Search the material below for the word "name". Copy every line that has it.

• DATA FOR PROCESSING:
_____
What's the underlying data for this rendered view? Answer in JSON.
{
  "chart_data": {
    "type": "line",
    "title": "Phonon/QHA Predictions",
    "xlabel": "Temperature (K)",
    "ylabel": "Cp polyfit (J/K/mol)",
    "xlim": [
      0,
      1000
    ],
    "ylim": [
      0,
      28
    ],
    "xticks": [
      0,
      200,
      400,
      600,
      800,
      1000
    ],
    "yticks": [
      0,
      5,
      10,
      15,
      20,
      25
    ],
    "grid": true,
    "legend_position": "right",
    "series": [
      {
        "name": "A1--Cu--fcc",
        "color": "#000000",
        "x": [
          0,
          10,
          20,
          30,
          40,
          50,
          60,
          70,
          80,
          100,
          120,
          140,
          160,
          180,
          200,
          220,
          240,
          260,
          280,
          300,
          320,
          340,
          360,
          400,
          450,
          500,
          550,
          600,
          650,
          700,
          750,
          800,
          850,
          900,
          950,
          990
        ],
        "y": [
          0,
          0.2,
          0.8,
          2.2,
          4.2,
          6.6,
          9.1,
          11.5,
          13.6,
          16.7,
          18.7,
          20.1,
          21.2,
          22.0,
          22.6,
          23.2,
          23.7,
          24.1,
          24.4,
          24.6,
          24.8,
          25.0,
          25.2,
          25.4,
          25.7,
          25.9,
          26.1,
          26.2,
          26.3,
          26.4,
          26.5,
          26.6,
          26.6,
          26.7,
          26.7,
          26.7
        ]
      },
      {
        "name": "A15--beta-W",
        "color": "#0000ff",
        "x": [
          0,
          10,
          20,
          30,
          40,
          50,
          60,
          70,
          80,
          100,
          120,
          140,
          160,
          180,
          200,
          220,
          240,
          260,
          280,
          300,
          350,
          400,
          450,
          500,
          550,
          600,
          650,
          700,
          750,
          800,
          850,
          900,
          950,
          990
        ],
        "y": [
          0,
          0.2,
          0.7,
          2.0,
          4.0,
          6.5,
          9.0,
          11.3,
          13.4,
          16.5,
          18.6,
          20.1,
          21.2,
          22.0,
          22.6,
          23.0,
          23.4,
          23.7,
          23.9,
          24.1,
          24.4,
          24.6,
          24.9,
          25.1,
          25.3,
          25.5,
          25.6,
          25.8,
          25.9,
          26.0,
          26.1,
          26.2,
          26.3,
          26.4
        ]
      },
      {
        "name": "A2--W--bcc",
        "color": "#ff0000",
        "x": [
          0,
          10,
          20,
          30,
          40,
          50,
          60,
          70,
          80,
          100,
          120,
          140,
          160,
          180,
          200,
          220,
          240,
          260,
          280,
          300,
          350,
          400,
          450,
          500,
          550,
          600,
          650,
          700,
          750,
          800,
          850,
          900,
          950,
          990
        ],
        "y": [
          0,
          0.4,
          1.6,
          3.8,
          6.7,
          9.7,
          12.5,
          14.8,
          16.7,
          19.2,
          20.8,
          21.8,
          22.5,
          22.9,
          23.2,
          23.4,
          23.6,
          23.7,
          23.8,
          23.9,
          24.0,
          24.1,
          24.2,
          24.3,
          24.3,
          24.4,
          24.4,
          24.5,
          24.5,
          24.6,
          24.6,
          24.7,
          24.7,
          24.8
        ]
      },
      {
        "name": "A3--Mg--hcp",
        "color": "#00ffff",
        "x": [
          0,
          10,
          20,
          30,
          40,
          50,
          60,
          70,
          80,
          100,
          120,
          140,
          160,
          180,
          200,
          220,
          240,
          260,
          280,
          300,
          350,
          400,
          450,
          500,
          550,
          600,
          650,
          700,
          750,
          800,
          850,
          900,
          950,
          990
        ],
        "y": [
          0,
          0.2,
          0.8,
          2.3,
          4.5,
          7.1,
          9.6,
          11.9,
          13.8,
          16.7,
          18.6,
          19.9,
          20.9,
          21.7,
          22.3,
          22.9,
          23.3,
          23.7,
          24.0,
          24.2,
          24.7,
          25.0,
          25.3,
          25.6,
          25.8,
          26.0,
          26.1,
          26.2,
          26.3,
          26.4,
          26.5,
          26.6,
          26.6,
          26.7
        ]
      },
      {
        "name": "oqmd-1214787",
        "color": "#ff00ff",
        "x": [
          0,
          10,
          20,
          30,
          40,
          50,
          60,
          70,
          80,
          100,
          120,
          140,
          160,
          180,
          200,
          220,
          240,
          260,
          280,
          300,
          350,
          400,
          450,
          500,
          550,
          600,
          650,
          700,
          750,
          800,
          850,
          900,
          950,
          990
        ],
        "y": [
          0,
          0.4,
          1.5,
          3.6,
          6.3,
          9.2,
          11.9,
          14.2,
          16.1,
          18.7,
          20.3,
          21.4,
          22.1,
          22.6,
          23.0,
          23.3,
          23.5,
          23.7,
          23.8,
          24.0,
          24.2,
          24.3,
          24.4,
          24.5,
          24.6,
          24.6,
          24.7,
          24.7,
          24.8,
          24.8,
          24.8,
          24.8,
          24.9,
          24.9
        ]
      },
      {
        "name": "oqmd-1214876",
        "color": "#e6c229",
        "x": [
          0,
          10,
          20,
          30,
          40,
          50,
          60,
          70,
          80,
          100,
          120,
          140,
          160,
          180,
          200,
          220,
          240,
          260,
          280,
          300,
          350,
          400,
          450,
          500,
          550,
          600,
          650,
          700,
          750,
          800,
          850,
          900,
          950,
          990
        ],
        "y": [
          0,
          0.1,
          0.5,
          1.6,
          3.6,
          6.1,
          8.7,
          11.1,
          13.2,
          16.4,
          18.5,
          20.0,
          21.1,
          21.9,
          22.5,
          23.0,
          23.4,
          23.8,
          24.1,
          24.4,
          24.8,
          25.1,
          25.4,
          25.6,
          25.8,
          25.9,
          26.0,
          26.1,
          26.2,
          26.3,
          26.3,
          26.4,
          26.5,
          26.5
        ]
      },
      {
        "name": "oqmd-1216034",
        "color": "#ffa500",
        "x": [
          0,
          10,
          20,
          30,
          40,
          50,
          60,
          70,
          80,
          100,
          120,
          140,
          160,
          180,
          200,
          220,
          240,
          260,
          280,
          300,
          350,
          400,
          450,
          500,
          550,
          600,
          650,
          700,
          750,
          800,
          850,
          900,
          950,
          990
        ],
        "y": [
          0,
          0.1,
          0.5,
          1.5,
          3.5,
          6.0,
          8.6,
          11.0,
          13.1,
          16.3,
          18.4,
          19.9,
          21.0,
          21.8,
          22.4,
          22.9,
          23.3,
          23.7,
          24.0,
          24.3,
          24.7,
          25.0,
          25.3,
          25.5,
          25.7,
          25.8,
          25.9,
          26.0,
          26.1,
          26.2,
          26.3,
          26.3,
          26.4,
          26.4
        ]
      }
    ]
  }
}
_____
• FINAL RESULT:
        "name": "A1--Cu--fcc",
        "name": "A15--beta-W",
        "name": "A2--W--bcc",
        "name": "A3--Mg--hcp",
        "name": "oqmd-1214787",
        "name": "oqmd-1214876",
        "name": "oqmd-1216034",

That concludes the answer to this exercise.